> _REQUIRED TASK_: Restate the full set of records exactly, without adding or dropping a word.

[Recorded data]
-- START --
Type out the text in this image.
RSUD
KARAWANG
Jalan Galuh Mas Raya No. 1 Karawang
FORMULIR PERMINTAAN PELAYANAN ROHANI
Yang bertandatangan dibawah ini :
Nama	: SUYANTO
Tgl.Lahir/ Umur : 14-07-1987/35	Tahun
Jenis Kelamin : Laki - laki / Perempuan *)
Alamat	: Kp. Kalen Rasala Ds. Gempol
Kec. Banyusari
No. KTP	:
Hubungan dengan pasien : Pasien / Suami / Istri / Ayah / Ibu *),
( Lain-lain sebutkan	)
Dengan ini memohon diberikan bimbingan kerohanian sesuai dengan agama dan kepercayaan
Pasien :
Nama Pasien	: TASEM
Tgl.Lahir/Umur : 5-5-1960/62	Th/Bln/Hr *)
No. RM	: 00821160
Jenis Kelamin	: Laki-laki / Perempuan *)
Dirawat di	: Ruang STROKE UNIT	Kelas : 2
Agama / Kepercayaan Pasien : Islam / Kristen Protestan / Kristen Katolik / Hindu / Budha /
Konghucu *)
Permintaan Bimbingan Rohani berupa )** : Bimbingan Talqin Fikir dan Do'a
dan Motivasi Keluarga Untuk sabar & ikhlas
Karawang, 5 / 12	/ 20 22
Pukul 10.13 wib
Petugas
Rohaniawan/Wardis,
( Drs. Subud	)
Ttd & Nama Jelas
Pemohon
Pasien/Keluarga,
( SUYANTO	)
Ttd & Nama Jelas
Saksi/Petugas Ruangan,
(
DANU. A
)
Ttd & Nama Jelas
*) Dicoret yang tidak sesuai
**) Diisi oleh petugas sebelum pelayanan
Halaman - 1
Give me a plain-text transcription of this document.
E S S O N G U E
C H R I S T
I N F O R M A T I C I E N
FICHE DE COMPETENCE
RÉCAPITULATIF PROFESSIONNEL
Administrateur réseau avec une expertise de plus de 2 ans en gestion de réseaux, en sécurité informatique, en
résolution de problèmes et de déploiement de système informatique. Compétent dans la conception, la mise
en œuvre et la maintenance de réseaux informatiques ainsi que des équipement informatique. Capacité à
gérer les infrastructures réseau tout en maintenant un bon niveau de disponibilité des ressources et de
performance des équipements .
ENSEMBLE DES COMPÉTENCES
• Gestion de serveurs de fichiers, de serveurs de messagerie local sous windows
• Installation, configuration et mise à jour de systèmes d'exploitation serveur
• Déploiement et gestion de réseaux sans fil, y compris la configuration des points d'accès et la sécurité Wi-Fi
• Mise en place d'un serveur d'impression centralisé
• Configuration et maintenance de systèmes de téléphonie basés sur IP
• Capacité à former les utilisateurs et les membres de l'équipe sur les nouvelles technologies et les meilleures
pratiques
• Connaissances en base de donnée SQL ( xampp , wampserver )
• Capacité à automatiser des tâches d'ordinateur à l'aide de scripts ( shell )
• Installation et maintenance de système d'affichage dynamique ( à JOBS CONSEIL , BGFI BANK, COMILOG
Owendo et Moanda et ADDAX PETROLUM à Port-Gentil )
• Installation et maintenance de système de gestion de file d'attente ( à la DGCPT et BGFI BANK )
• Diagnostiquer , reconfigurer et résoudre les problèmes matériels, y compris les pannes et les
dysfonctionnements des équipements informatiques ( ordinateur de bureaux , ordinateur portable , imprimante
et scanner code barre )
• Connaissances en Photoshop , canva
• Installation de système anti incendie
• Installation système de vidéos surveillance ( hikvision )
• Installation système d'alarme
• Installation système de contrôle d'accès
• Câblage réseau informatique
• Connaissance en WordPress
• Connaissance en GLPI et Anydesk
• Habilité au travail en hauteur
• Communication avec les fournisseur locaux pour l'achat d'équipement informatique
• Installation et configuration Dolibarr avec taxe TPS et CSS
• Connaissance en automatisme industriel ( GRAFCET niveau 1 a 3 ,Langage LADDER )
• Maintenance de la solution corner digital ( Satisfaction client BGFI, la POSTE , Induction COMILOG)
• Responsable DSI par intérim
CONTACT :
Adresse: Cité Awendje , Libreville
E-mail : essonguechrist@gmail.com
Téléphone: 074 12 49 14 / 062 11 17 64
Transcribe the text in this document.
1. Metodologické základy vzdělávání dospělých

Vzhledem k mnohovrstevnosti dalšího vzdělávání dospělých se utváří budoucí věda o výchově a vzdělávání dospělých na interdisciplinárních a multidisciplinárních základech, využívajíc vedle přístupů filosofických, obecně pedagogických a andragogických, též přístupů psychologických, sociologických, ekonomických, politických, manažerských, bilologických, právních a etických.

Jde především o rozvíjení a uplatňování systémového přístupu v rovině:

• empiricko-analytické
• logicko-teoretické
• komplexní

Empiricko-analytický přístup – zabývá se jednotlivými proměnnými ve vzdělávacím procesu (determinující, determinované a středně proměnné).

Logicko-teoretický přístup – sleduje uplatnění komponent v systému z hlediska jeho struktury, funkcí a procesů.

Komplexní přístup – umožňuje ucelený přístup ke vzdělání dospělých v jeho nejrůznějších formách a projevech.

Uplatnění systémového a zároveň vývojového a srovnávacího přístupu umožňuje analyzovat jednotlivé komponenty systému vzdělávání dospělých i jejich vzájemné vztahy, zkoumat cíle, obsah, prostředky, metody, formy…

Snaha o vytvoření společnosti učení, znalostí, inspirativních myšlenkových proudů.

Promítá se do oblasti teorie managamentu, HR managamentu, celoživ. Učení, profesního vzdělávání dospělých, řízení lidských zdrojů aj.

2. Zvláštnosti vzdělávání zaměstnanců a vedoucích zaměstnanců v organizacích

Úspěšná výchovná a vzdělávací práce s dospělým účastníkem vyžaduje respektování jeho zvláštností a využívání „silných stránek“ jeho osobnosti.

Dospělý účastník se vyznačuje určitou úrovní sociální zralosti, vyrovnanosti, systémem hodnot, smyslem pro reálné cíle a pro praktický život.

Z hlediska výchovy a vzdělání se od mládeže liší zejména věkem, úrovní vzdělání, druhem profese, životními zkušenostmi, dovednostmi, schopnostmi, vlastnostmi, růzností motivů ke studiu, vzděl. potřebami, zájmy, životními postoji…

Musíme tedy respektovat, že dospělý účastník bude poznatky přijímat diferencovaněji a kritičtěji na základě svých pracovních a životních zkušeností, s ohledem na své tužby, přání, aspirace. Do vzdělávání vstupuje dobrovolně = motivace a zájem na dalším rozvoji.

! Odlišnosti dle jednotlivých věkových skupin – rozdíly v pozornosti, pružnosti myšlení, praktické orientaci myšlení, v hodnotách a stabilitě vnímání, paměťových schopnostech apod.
-- END --
> _ANSWER TO THE TASK_:
Type out the text in this image.
RSUD
KARAWANG
Jalan Galuh Mas Raya No. 1 Karawang
FORMULIR PERMINTAAN PELAYANAN ROHANI
Yang bertandatangan dibawah ini :
Nama	: SUYANTO
Tgl.Lahir/ Umur : 14-07-1987/35	Tahun
Jenis Kelamin : Laki - laki / Perempuan *)
Alamat	: Kp. Kalen Rasala Ds. Gempol
Kec. Banyusari
No. KTP	:
Hubungan dengan pasien : Pasien / Suami / Istri / Ayah / Ibu *),
( Lain-lain sebutkan	)
Dengan ini memohon diberikan bimbingan kerohanian sesuai dengan agama dan kepercayaan
Pasien :
Nama Pasien	: TASEM
Tgl.Lahir/Umur : 5-5-1960/62	Th/Bln/Hr *)
No. RM	: 00821160
Jenis Kelamin	: Laki-laki / Perempuan *)
Dirawat di	: Ruang STROKE UNIT	Kelas : 2
Agama / Kepercayaan Pasien : Islam / Kristen Protestan / Kristen Katolik / Hindu / Budha /
Konghucu *)
Permintaan Bimbingan Rohani berupa )** : Bimbingan Talqin Fikir dan Do'a
dan Motivasi Keluarga Untuk sabar & ikhlas
Karawang, 5 / 12	/ 20 22
Pukul 10.13 wib
Petugas
Rohaniawan/Wardis,
( Drs. Subud	)
Ttd & Nama Jelas
Pemohon
Pasien/Keluarga,
( SUYANTO	)
Ttd & Nama Jelas
Saksi/Petugas Ruangan,
(
DANU. A
)
Ttd & Nama Jelas
*) Dicoret yang tidak sesuai
**) Diisi oleh petugas sebelum pelayanan
Halaman - 1
Give me a plain-text transcription of this document.
E S S O N G U E
C H R I S T
I N F O R M A T I C I E N
FICHE DE COMPETENCE
RÉCAPITULATIF PROFESSIONNEL
Administrateur réseau avec une expertise de plus de 2 ans en gestion de réseaux, en sécurité informatique, en
résolution de problèmes et de déploiement de système informatique. Compétent dans la conception, la mise
en œuvre et la maintenance de réseaux informatiques ainsi que des équipement informatique. Capacité à
gérer les infrastructures réseau tout en maintenant un bon niveau de disponibilité des ressources et de
performance des équipements .
ENSEMBLE DES COMPÉTENCES
• Gestion de serveurs de fichiers, de serveurs de messagerie local sous windows
• Installation, configuration et mise à jour de systèmes d'exploitation serveur
• Déploiement et gestion de réseaux sans fil, y compris la configuration des points d'accès et la sécurité Wi-Fi
• Mise en place d'un serveur d'impression centralisé
• Configuration et maintenance de systèmes de téléphonie basés sur IP
• Capacité à former les utilisateurs et les membres de l'équipe sur les nouvelles technologies et les meilleures
pratiques
• Connaissances en base de donnée SQL ( xampp , wampserver )
• Capacité à automatiser des tâches d'ordinateur à l'aide de scripts ( shell )
• Installation et maintenance de système d'affichage dynamique ( à JOBS CONSEIL , BGFI BANK, COMILOG
Owendo et Moanda et ADDAX PETROLUM à Port-Gentil )
• Installation et maintenance de système de gestion de file d'attente ( à la DGCPT et BGFI BANK )
• Diagnostiquer , reconfigurer et résoudre les problèmes matériels, y compris les pannes et les
dysfonctionnements des équipements informatiques ( ordinateur de bureaux , ordinateur portable , imprimante
et scanner code barre )
• Connaissances en Photoshop , canva
• Installation de système anti incendie
• Installation système de vidéos surveillance ( hikvision )
• Installation système d'alarme
• Installation système de contrôle d'accès
• Câblage réseau informatique
• Connaissance en WordPress
• Connaissance en GLPI et Anydesk
• Habilité au travail en hauteur
• Communication avec les fournisseur locaux pour l'achat d'équipement informatique
• Installation et configuration Dolibarr avec taxe TPS et CSS
• Connaissance en automatisme industriel ( GRAFCET niveau 1 a 3 ,Langage LADDER )
• Maintenance de la solution corner digital ( Satisfaction client BGFI, la POSTE , Induction COMILOG)
• Responsable DSI par intérim
CONTACT :
Adresse: Cité Awendje , Libreville
E-mail : essonguechrist@gmail.com
Téléphone: 074 12 49 14 / 062 11 17 64
Transcribe the text in this document.
1. Metodologické základy vzdělávání dospělých

Vzhledem k mnohovrstevnosti dalšího vzdělávání dospělých se utváří budoucí věda o výchově a vzdělávání dospělých na interdisciplinárních a multidisciplinárních základech, využívajíc vedle přístupů filosofických, obecně pedagogických a andragogických, též přístupů psychologických, sociologických, ekonomických, politických, manažerských, bilologických, právních a etických.

Jde především o rozvíjení a uplatňování systémového přístupu v rovině:

• empiricko-analytické
• logicko-teoretické
• komplexní

Empiricko-analytický přístup – zabývá se jednotlivými proměnnými ve vzdělávacím procesu (determinující, determinované a středně proměnné).

Logicko-teoretický přístup – sleduje uplatnění komponent v systému z hlediska jeho struktury, funkcí a procesů.

Komplexní přístup – umožňuje ucelený přístup ke vzdělání dospělých v jeho nejrůznějších formách a projevech.

Uplatnění systémového a zároveň vývojového a srovnávacího přístupu umožňuje analyzovat jednotlivé komponenty systému vzdělávání dospělých i jejich vzájemné vztahy, zkoumat cíle, obsah, prostředky, metody, formy…

Snaha o vytvoření společnosti učení, znalostí, inspirativních myšlenkových proudů.

Promítá se do oblasti teorie managamentu, HR managamentu, celoživ. Učení, profesního vzdělávání dospělých, řízení lidských zdrojů aj.

2. Zvláštnosti vzdělávání zaměstnanců a vedoucích zaměstnanců v organizacích

Úspěšná výchovná a vzdělávací práce s dospělým účastníkem vyžaduje respektování jeho zvláštností a využívání „silných stránek“ jeho osobnosti.

Dospělý účastník se vyznačuje určitou úrovní sociální zralosti, vyrovnanosti, systémem hodnot, smyslem pro reálné cíle a pro praktický život.

Z hlediska výchovy a vzdělání se od mládeže liší zejména věkem, úrovní vzdělání, druhem profese, životními zkušenostmi, dovednostmi, schopnostmi, vlastnostmi, růzností motivů ke studiu, vzděl. potřebami, zájmy, životními postoji…

Musíme tedy respektovat, že dospělý účastník bude poznatky přijímat diferencovaněji a kritičtěji na základě svých pracovních a životních zkušeností, s ohledem na své tužby, přání, aspirace. Do vzdělávání vstupuje dobrovolně = motivace a zájem na dalším rozvoji.

! Odlišnosti dle jednotlivých věkových skupin – rozdíly v pozornosti, pružnosti myšlení, praktické orientaci myšlení, v hodnotách a stabilitě vnímání, paměťových schopnostech apod.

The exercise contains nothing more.